• RECORDED DATA:

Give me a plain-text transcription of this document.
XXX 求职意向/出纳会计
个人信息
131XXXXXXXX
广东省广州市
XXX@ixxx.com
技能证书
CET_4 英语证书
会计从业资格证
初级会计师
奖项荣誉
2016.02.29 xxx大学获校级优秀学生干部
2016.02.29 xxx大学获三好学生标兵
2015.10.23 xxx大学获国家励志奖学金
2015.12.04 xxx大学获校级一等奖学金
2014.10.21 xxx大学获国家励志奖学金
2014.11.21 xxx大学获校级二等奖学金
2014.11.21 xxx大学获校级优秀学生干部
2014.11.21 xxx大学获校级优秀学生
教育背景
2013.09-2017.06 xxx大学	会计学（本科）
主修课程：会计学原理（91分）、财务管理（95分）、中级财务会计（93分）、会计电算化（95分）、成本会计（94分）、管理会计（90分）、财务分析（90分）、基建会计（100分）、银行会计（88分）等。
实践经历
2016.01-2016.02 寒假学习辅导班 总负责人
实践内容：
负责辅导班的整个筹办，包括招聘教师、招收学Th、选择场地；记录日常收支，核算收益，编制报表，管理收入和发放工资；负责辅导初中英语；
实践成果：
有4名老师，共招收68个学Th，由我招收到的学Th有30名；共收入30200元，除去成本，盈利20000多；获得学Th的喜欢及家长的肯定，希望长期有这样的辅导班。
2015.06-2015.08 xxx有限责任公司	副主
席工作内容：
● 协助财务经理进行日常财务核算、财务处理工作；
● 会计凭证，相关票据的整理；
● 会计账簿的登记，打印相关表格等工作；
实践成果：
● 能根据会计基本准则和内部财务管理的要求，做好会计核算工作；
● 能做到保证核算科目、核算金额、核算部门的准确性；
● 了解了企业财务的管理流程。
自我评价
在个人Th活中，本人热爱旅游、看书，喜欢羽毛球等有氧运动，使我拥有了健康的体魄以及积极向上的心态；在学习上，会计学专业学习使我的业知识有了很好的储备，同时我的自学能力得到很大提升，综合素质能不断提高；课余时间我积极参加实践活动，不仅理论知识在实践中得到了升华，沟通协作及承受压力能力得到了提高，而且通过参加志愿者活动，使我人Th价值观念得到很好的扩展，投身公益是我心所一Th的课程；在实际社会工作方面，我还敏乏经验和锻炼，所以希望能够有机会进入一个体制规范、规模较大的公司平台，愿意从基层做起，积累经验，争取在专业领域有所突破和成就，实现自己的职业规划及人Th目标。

• TASK GOAL:
Copy each line above that contains the word "xxx大学获国家励志奖学金".

• RESPONSE FOR THIS EXERCISE:
2015.10.23 xxx大学获国家励志奖学金
2014.10.21 xxx大学获国家励志奖学金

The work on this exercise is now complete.